* RECORDS SHOWN
[Begin]

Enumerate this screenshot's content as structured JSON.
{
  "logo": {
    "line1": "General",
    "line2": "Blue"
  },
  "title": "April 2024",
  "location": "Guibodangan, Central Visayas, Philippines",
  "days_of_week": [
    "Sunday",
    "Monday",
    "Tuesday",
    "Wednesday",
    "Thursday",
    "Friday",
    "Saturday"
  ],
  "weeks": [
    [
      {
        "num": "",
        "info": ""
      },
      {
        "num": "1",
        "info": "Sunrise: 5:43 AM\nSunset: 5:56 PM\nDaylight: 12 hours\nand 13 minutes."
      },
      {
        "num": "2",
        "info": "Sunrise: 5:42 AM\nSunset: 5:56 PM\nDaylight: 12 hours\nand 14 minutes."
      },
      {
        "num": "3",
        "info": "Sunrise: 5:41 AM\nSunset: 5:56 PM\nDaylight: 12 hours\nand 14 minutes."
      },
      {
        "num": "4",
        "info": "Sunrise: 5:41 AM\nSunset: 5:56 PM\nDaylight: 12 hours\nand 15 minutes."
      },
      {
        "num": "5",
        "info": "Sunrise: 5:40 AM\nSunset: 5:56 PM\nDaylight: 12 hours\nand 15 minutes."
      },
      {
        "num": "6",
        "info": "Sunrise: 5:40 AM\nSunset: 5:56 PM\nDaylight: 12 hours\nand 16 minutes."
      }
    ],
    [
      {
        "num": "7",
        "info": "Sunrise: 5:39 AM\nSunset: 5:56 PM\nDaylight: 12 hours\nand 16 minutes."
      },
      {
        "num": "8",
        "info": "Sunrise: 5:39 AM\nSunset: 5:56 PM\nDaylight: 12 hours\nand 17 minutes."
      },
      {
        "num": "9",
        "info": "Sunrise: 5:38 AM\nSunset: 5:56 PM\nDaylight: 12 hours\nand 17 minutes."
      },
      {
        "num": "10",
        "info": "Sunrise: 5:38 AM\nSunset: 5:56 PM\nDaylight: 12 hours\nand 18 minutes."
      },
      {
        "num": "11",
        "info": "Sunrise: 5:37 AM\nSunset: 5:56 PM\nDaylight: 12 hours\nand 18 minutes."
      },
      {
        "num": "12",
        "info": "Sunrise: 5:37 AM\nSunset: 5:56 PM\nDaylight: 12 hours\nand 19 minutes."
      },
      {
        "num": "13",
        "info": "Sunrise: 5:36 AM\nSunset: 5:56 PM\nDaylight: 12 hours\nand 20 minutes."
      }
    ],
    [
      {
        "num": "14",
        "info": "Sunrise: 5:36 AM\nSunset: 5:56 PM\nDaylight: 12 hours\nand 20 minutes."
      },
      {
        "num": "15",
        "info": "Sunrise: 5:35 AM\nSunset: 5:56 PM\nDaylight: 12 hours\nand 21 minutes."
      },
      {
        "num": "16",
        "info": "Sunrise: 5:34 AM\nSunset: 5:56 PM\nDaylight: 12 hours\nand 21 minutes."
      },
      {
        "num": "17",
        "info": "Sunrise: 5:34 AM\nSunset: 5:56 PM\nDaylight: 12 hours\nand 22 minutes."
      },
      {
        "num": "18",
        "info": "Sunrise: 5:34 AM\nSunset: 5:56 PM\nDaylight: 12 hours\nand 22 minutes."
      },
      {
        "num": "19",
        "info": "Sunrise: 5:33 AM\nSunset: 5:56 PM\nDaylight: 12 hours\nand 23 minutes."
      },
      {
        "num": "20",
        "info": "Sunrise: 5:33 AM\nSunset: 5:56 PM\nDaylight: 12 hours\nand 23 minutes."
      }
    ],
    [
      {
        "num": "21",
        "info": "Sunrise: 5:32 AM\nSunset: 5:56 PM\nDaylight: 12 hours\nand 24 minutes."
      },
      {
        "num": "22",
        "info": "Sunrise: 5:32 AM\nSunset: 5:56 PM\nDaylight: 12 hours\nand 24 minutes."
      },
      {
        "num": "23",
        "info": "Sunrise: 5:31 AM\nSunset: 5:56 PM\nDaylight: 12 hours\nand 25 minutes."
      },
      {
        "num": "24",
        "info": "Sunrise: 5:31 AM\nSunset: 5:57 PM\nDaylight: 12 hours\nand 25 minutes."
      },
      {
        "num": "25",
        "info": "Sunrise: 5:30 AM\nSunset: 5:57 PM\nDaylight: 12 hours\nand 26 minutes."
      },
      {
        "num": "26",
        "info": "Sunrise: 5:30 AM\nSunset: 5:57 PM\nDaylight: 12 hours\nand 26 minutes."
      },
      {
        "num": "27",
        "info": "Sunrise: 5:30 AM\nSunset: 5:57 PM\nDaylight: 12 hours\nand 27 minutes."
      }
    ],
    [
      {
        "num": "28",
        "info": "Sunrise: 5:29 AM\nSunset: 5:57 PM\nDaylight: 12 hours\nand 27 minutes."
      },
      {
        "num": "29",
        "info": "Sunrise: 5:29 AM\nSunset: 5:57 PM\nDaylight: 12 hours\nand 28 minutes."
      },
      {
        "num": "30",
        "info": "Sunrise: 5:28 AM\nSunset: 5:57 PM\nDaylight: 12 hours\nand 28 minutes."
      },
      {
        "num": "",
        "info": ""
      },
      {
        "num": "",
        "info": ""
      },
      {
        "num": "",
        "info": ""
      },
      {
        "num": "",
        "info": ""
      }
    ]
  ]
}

[End]

* INSTRUCTION
Pull out each record as written and restate it exactly.

* RESPONSE
Enumerate this screenshot's content as structured JSON.
{
  "logo": {
    "line1": "General",
    "line2": "Blue"
  },
  "title": "April 2024",
  "location": "Guibodangan, Central Visayas, Philippines",
  "days_of_week": [
    "Sunday",
    "Monday",
    "Tuesday",
    "Wednesday",
    "Thursday",
    "Friday",
    "Saturday"
  ],
  "weeks": [
    [
      {
        "num": "",
        "info": ""
      },
      {
        "num": "1",
        "info": "Sunrise: 5:43 AM\nSunset: 5:56 PM\nDaylight: 12 hours\nand 13 minutes."
      },
      {
        "num": "2",
        "info": "Sunrise: 5:42 AM\nSunset: 5:56 PM\nDaylight: 12 hours\nand 14 minutes."
      },
      {
        "num": "3",
        "info": "Sunrise: 5:41 AM\nSunset: 5:56 PM\nDaylight: 12 hours\nand 14 minutes."
      },
      {
        "num": "4",
        "info": "Sunrise: 5:41 AM\nSunset: 5:56 PM\nDaylight: 12 hours\nand 15 minutes."
      },
      {
        "num": "5",
        "info": "Sunrise: 5:40 AM\nSunset: 5:56 PM\nDaylight: 12 hours\nand 15 minutes."
      },
      {
        "num": "6",
        "info": "Sunrise: 5:40 AM\nSunset: 5:56 PM\nDaylight: 12 hours\nand 16 minutes."
      }
    ],
    [
      {
        "num": "7",
        "info": "Sunrise: 5:39 AM\nSunset: 5:56 PM\nDaylight: 12 hours\nand 16 minutes."
      },
      {
        "num": "8",
        "info": "Sunrise: 5:39 AM\nSunset: 5:56 PM\nDaylight: 12 hours\nand 17 minutes."
      },
      {
        "num": "9",
        "info": "Sunrise: 5:38 AM\nSunset: 5:56 PM\nDaylight: 12 hours\nand 17 minutes."
      },
      {
        "num": "10",
        "info": "Sunrise: 5:38 AM\nSunset: 5:56 PM\nDaylight: 12 hours\nand 18 minutes."
      },
      {
        "num": "11",
        "info": "Sunrise: 5:37 AM\nSunset: 5:56 PM\nDaylight: 12 hours\nand 18 minutes."
      },
      {
        "num": "12",
        "info": "Sunrise: 5:37 AM\nSunset: 5:56 PM\nDaylight: 12 hours\nand 19 minutes."
      },
      {
        "num": "13",
        "info": "Sunrise: 5:36 AM\nSunset: 5:56 PM\nDaylight: 12 hours\nand 20 minutes."
      }
    ],
    [
      {
        "num": "14",
        "info": "Sunrise: 5:36 AM\nSunset: 5:56 PM\nDaylight: 12 hours\nand 20 minutes."
      },
      {
        "num": "15",
        "info": "Sunrise: 5:35 AM\nSunset: 5:56 PM\nDaylight: 12 hours\nand 21 minutes."
      },
      {
        "num": "16",
        "info": "Sunrise: 5:34 AM\nSunset: 5:56 PM\nDaylight: 12 hours\nand 21 minutes."
      },
      {
        "num": "17",
        "info": "Sunrise: 5:34 AM\nSunset: 5:56 PM\nDaylight: 12 hours\nand 22 minutes."
      },
      {
        "num": "18",
        "info": "Sunrise: 5:34 AM\nSunset: 5:56 PM\nDaylight: 12 hours\nand 22 minutes."
      },
      {
        "num": "19",
        "info": "Sunrise: 5:33 AM\nSunset: 5:56 PM\nDaylight: 12 hours\nand 23 minutes."
      },
      {
        "num": "20",
        "info": "Sunrise: 5:33 AM\nSunset: 5:56 PM\nDaylight: 12 hours\nand 23 minutes."
      }
    ],
    [
      {
        "num": "21",
        "info": "Sunrise: 5:32 AM\nSunset: 5:56 PM\nDaylight: 12 hours\nand 24 minutes."
      },
      {
        "num": "22",
        "info": "Sunrise: 5:32 AM\nSunset: 5:56 PM\nDaylight: 12 hours\nand 24 minutes."
      },
      {
        "num": "23",
        "info": "Sunrise: 5:31 AM\nSunset: 5:56 PM\nDaylight: 12 hours\nand 25 minutes."
      },
      {
        "num": "24",
        "info": "Sunrise: 5:31 AM\nSunset: 5:57 PM\nDaylight: 12 hours\nand 25 minutes."
      },
      {
        "num": "25",
        "info": "Sunrise: 5:30 AM\nSunset: 5:57 PM\nDaylight: 12 hours\nand 26 minutes."
      },
      {
        "num": "26",
        "info": "Sunrise: 5:30 AM\nSunset: 5:57 PM\nDaylight: 12 hours\nand 26 minutes."
      },
      {
        "num": "27",
        "info": "Sunrise: 5:30 AM\nSunset: 5:57 PM\nDaylight: 12 hours\nand 27 minutes."
      }
    ],
    [
      {
        "num": "28",
        "info": "Sunrise: 5:29 AM\nSunset: 5:57 PM\nDaylight: 12 hours\nand 27 minutes."
      },
      {
        "num": "29",
        "info": "Sunrise: 5:29 AM\nSunset: 5:57 PM\nDaylight: 12 hours\nand 28 minutes."
      },
      {
        "num": "30",
        "info": "Sunrise: 5:28 AM\nSunset: 5:57 PM\nDaylight: 12 hours\nand 28 minutes."
      },
      {
        "num": "",
        "info": ""
      },
      {
        "num": "",
        "info": ""
      },
      {
        "num": "",
        "info": ""
      },
      {
        "num": "",
        "info": ""
      }
    ]
  ]
}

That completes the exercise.